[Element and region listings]
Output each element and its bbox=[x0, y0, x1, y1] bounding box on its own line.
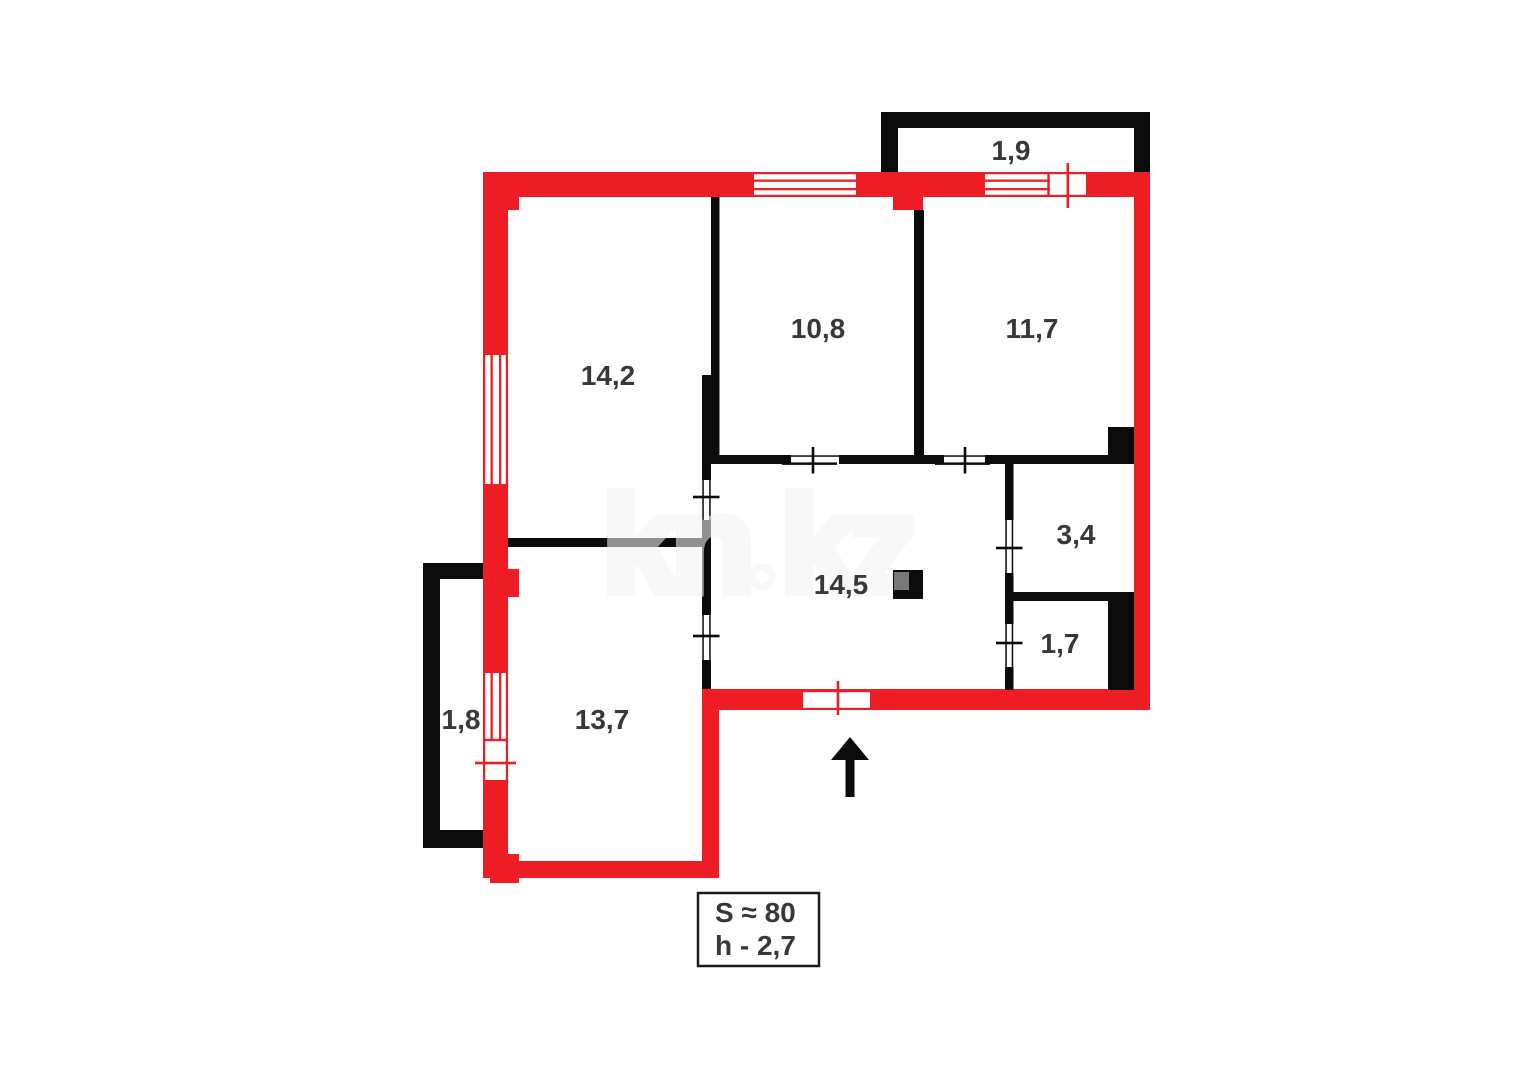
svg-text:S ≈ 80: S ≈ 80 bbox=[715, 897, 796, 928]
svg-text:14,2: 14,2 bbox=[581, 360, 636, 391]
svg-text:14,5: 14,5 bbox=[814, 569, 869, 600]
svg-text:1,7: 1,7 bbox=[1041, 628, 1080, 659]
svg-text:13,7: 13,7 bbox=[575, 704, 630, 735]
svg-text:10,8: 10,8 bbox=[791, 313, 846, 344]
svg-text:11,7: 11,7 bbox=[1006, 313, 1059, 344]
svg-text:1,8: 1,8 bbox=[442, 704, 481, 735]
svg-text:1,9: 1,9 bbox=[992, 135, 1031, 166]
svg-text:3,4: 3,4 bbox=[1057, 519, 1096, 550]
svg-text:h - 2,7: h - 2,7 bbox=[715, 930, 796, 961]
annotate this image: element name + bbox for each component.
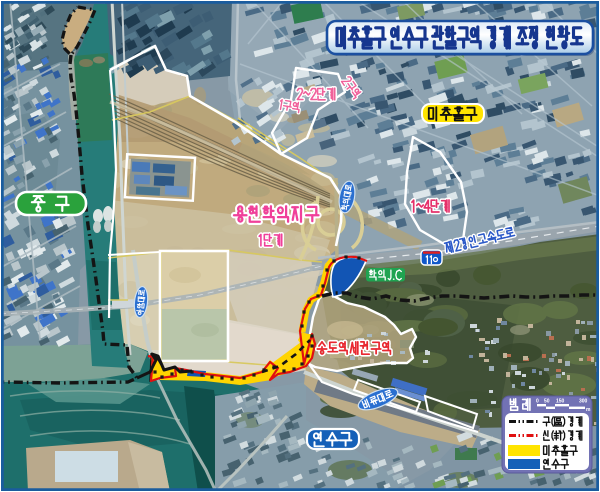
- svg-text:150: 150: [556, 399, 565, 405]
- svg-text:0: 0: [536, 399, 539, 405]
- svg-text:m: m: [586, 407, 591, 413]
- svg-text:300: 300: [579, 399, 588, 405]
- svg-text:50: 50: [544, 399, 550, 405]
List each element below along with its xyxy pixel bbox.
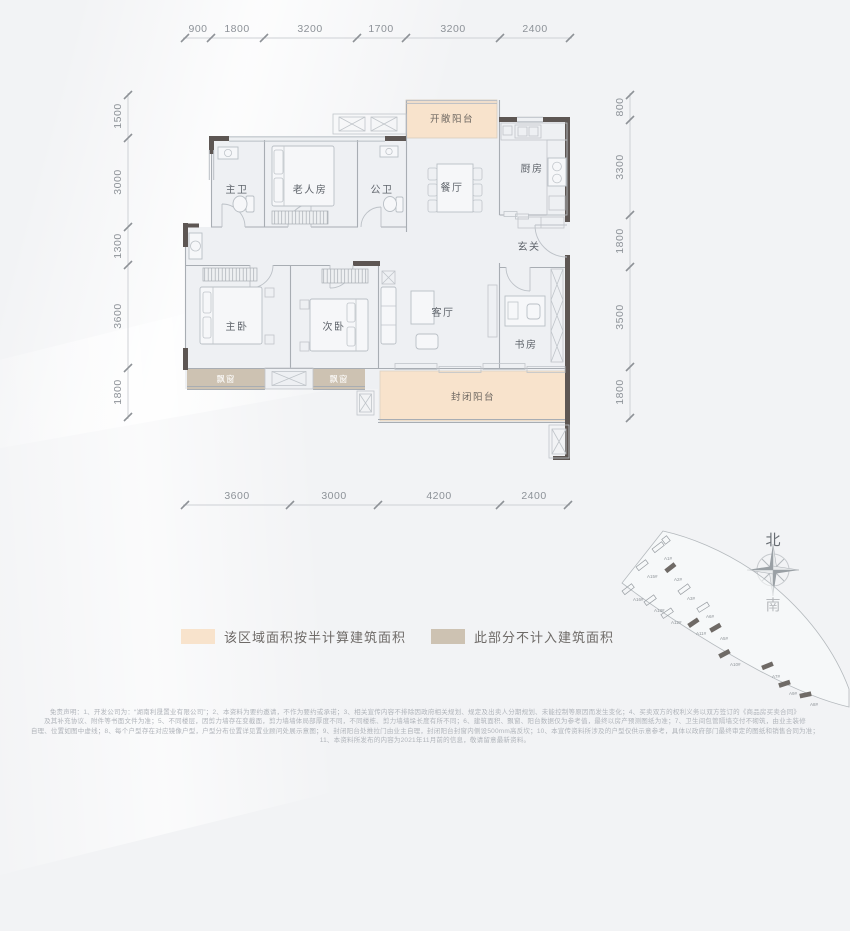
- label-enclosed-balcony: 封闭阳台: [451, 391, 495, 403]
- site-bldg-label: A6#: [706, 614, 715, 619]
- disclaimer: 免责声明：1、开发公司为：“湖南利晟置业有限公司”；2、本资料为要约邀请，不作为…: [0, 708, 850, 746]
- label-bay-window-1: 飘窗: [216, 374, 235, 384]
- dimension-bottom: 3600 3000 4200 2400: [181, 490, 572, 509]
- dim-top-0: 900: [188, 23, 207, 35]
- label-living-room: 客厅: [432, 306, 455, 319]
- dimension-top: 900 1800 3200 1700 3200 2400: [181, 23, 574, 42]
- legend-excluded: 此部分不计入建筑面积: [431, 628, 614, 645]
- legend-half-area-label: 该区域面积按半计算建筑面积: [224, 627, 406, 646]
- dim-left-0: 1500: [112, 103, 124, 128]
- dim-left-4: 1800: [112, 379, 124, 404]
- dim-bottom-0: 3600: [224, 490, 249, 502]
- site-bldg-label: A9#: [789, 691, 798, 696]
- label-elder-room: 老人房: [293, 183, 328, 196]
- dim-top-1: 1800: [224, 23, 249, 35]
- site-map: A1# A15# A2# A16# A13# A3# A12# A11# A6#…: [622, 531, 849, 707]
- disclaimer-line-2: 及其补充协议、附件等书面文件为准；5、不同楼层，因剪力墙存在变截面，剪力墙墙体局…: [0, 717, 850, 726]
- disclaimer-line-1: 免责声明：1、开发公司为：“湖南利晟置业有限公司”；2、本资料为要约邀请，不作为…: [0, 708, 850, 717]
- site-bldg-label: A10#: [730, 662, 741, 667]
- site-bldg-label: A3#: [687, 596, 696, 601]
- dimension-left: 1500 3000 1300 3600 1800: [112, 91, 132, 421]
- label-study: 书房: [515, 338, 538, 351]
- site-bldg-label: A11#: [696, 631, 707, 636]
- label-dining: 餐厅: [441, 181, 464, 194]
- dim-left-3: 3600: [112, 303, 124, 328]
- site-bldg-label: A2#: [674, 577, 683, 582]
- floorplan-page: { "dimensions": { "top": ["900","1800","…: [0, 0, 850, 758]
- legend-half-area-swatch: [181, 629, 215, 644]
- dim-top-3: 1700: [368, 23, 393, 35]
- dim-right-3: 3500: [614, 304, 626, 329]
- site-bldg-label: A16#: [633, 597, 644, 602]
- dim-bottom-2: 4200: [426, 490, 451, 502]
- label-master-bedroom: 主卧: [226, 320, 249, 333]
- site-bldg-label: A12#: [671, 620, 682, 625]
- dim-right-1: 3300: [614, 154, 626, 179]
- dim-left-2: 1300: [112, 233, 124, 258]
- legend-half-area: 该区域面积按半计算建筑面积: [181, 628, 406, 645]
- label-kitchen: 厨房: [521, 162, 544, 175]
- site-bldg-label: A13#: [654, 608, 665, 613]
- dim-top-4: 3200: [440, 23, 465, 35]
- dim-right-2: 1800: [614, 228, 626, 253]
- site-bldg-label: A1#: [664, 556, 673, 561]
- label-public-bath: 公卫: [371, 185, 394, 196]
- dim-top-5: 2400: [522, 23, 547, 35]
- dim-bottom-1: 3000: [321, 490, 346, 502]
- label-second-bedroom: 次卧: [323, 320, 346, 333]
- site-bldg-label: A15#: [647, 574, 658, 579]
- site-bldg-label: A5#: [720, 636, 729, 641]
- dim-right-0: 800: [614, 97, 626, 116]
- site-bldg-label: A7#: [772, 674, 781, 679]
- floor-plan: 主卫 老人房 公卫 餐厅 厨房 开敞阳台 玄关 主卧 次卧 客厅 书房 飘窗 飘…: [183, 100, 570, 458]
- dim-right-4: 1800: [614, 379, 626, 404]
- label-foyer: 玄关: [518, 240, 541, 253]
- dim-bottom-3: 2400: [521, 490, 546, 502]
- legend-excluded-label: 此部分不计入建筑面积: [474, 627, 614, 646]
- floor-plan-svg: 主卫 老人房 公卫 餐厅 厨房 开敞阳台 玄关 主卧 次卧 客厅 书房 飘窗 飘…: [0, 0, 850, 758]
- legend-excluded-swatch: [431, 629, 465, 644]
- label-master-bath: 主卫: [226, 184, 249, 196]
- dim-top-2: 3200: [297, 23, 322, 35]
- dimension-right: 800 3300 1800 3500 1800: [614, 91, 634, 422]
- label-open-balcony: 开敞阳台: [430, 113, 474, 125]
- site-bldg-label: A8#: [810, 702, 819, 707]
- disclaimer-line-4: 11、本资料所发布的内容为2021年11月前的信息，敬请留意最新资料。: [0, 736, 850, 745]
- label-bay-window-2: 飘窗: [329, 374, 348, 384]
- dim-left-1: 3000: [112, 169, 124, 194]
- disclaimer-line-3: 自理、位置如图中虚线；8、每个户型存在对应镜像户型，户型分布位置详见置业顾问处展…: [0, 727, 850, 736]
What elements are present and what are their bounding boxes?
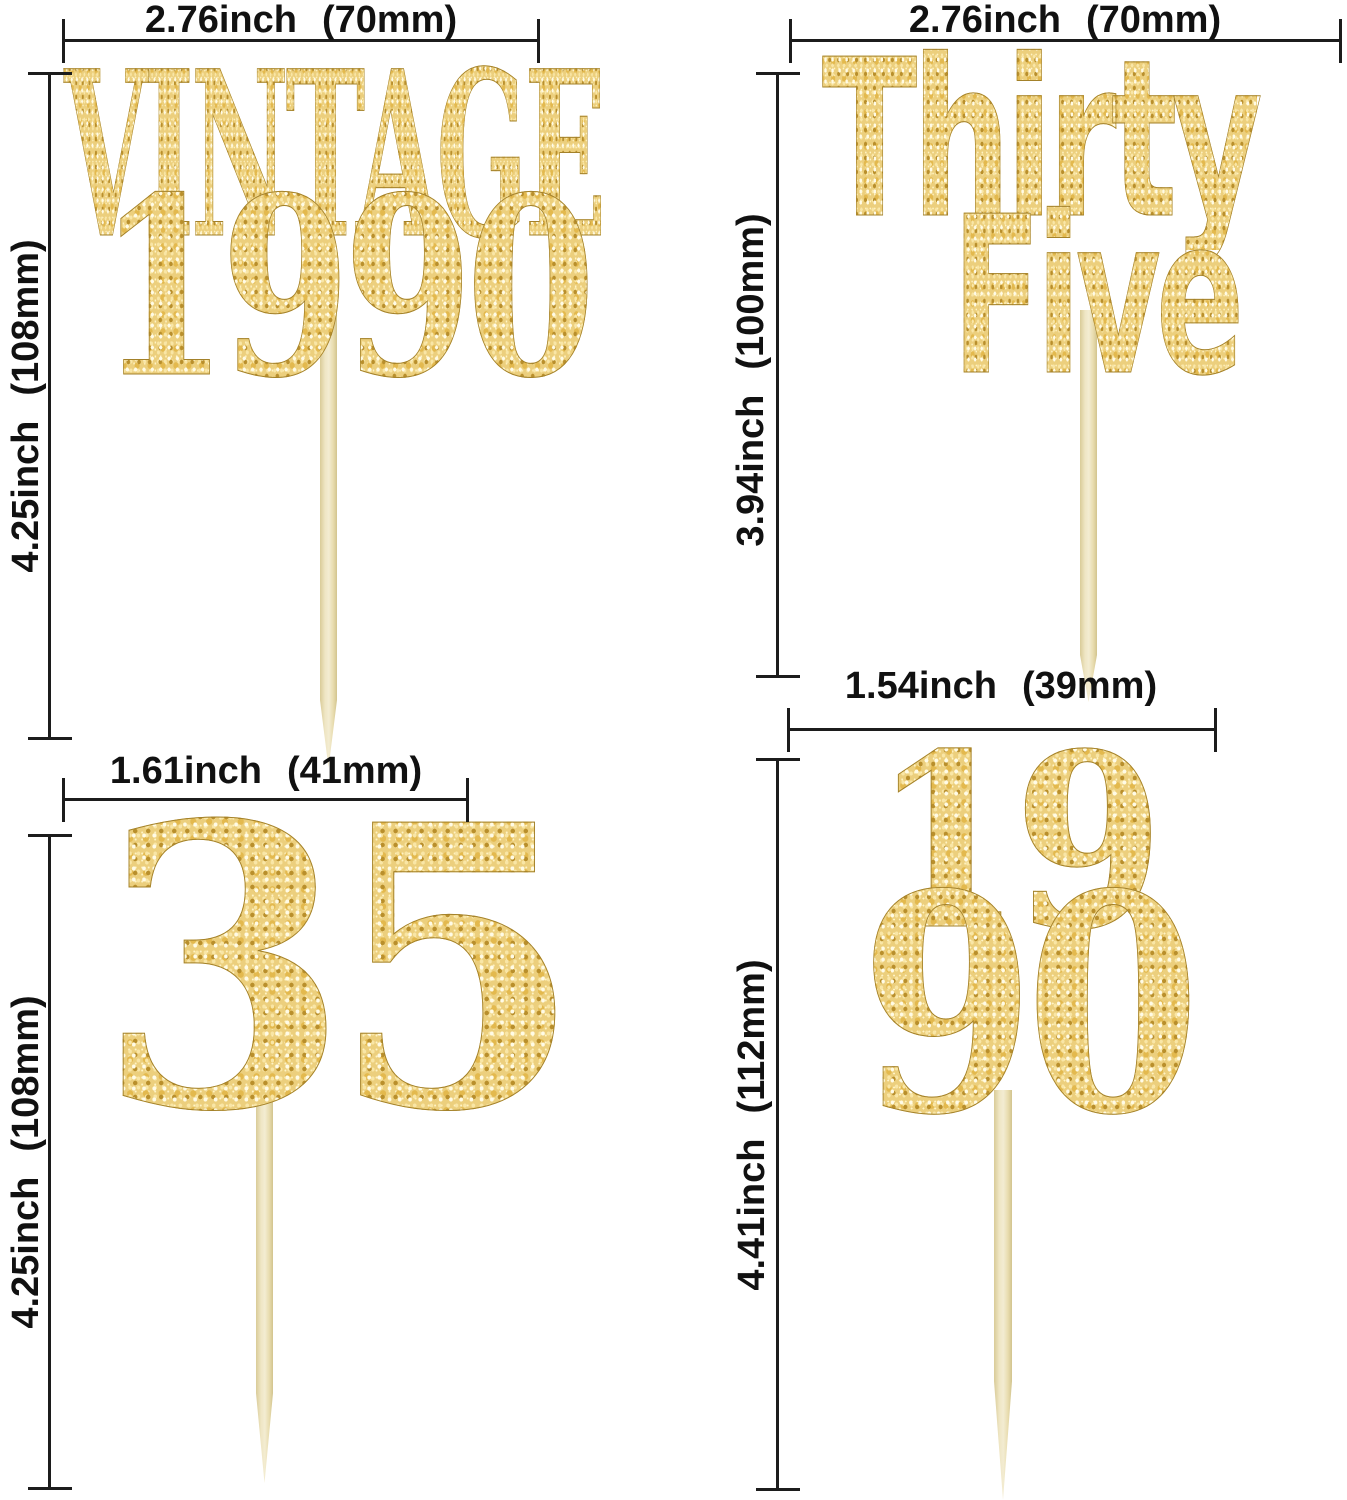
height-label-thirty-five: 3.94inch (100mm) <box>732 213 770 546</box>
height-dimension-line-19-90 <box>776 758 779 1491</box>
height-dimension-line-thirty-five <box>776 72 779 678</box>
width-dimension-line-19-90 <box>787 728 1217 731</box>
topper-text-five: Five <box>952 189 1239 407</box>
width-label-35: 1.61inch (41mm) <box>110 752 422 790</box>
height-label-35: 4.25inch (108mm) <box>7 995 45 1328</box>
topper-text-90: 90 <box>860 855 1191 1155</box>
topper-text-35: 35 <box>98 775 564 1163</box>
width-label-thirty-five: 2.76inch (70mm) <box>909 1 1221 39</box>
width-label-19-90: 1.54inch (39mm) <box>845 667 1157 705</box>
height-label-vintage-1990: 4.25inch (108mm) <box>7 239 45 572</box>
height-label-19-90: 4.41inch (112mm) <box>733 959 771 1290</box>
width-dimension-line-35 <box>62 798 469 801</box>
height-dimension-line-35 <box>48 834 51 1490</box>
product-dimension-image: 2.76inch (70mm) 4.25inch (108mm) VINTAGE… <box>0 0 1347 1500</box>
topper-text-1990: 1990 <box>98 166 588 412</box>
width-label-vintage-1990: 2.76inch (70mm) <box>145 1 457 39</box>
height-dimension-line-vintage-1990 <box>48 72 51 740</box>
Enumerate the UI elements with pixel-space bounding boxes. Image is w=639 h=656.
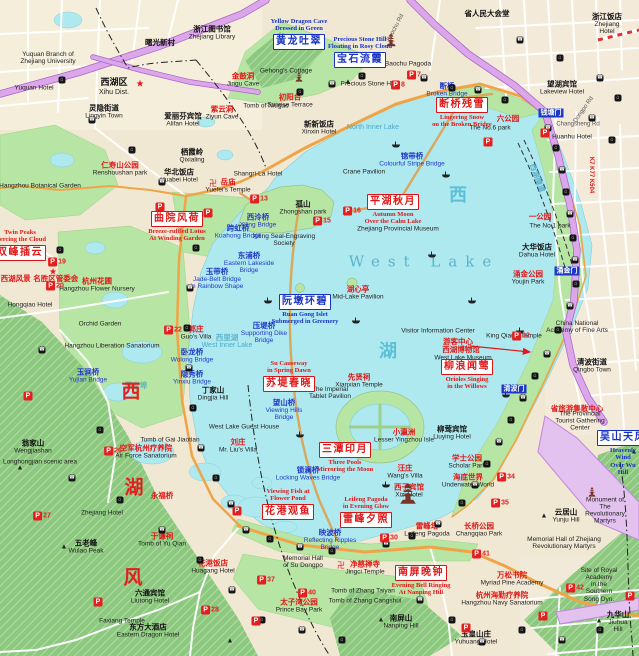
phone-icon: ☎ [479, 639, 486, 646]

■ **Given exercise**
Copy out, without any change, the lines in the records from the one containing "height-label-thirty-five: 3.94inch (100mm)" through the one containing "topper-text-35: 35 <box>98 775 564 1163</box>", including both of those lines.

■ **The output**
height-label-thirty-five: 3.94inch (100mm) <box>732 213 770 546</box>
height-dimension-line-19-90 <box>776 758 779 1491</box>
height-dimension-line-thirty-five <box>776 72 779 678</box>
width-dimension-line-19-90 <box>787 728 1217 731</box>
topper-text-five: Five <box>952 189 1239 407</box>
width-label-35: 1.61inch (41mm) <box>110 752 422 790</box>
height-label-35: 4.25inch (108mm) <box>7 995 45 1328</box>
topper-text-90: 90 <box>860 855 1191 1155</box>
topper-text-35: 35 <box>98 775 564 1163</box>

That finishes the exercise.